= Goal of the exercise =
Look through the records below and collect all lines that hold the string "ffffff".

= Records for processing =
= = = = = = =

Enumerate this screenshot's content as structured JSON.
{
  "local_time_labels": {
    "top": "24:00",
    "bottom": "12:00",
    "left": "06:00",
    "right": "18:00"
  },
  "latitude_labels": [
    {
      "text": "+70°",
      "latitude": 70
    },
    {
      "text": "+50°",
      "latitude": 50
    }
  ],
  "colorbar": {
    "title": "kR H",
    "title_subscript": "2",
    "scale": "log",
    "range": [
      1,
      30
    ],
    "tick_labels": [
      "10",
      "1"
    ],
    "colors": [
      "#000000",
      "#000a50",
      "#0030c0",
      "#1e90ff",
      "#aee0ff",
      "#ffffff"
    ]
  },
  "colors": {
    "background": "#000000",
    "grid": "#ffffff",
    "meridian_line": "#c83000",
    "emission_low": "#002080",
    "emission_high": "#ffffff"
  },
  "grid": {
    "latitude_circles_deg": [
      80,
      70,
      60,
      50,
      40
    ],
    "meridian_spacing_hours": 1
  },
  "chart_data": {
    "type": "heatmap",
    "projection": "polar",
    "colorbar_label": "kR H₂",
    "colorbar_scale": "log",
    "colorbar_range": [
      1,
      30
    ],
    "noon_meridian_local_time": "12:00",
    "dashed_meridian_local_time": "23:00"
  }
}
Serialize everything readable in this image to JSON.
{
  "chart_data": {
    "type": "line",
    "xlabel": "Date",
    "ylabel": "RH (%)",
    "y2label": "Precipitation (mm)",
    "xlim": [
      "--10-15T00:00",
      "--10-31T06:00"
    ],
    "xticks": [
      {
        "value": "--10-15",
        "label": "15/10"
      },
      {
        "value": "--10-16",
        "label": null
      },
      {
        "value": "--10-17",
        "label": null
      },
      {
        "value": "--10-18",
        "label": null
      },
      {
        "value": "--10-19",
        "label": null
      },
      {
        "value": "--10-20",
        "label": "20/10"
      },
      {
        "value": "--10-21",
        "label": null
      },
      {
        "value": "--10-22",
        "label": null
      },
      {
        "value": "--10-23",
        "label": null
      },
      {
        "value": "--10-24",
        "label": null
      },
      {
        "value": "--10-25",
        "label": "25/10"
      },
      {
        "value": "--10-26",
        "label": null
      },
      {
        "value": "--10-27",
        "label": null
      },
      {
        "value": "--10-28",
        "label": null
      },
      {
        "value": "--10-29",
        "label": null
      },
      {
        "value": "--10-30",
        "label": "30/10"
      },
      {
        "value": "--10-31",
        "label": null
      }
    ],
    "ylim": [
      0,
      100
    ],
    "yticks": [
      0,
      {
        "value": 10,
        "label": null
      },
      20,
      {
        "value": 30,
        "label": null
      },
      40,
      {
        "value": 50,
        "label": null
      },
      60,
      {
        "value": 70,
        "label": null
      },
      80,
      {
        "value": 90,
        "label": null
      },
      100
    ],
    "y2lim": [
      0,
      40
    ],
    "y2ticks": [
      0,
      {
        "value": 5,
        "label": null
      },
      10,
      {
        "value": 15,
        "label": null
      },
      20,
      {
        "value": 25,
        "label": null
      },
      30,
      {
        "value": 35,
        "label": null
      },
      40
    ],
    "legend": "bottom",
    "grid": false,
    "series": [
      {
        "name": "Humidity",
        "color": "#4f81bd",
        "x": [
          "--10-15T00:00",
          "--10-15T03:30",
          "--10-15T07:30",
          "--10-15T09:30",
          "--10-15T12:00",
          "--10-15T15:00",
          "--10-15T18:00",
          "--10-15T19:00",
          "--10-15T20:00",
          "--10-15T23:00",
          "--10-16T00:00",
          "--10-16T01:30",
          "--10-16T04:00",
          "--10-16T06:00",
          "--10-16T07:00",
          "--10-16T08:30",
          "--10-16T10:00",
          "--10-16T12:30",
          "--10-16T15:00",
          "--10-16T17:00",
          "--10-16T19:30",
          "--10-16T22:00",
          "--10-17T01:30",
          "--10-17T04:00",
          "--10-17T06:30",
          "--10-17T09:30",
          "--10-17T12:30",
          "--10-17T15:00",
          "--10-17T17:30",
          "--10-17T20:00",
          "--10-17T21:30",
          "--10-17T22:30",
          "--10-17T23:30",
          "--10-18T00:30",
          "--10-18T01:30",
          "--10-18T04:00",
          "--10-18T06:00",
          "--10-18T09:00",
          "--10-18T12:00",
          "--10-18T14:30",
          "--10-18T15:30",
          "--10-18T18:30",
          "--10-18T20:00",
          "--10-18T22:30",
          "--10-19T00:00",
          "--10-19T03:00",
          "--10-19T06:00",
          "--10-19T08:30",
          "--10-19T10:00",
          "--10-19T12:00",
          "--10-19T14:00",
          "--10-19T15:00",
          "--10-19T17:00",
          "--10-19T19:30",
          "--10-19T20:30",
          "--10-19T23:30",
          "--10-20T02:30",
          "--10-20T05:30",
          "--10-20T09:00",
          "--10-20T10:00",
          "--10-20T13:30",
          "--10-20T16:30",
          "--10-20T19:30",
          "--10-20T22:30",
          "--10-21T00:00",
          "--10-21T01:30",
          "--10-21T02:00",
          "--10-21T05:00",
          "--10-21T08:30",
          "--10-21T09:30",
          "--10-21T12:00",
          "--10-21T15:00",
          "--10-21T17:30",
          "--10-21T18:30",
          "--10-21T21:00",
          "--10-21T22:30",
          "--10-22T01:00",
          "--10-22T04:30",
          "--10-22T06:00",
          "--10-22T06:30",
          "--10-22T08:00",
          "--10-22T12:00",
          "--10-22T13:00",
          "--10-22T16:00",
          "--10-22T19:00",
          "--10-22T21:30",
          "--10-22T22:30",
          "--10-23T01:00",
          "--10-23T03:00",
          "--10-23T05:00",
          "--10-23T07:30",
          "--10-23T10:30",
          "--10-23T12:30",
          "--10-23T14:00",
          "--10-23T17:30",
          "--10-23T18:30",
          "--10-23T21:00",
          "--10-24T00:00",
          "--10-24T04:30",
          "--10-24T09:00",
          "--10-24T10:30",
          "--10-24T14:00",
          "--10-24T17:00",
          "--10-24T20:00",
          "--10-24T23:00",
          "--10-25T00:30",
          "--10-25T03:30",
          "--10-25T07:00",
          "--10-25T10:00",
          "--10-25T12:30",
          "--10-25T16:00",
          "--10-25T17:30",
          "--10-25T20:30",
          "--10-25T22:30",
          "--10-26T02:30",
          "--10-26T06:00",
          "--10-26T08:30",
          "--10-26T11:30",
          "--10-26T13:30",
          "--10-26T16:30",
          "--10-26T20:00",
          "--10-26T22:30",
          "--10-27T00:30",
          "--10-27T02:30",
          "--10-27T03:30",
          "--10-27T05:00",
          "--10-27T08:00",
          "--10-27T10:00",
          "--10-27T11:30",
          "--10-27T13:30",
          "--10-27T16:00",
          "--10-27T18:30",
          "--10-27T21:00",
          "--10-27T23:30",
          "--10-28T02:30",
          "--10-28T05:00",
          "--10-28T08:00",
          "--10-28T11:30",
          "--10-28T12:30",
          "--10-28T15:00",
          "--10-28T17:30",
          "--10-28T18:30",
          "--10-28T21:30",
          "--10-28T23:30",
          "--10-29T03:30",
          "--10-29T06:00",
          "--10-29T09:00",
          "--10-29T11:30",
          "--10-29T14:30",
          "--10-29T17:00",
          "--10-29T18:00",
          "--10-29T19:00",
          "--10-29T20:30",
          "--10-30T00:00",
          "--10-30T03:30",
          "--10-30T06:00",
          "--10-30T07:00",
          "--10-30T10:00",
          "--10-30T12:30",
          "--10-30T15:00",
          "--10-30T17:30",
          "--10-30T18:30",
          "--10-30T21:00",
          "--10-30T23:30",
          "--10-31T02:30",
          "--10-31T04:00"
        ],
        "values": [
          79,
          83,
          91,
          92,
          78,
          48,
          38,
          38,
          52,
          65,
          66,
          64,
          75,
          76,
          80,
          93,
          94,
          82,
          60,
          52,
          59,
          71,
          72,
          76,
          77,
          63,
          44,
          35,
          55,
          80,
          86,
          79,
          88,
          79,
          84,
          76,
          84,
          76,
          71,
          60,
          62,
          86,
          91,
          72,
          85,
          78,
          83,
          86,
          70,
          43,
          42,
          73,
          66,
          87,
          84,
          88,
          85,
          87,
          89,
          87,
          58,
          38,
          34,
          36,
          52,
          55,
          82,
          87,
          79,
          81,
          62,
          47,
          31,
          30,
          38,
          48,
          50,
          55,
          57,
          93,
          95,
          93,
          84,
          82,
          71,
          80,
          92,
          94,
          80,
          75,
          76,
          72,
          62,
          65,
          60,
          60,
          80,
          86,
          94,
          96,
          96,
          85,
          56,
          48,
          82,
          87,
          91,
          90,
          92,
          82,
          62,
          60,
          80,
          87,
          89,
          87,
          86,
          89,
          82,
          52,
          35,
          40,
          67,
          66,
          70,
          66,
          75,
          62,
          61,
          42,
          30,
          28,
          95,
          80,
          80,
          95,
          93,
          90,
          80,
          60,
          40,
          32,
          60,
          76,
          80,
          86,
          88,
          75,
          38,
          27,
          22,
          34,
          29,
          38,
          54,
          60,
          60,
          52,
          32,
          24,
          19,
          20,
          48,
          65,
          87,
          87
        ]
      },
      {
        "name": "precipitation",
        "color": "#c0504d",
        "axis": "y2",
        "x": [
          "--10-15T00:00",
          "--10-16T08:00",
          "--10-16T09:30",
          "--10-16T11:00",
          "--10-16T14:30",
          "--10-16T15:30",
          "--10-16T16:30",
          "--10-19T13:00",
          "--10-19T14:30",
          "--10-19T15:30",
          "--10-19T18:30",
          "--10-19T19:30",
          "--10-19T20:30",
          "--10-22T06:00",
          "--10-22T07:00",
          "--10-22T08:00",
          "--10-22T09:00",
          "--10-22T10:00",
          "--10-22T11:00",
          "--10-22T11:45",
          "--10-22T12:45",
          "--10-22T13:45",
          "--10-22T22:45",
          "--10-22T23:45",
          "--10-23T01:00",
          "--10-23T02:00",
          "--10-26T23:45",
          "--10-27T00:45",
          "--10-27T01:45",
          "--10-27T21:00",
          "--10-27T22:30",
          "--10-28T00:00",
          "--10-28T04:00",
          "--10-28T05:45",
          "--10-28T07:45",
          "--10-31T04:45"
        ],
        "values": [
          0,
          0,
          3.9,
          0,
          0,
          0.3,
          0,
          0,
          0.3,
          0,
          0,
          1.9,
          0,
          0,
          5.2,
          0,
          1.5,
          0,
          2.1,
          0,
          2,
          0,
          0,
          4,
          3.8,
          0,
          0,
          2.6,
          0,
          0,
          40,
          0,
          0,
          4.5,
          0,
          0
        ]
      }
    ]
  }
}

= = = = = = =

= Solution for this task =
      "#ffffff"
    "grid": "#ffffff",
    "emission_high": "#ffffff"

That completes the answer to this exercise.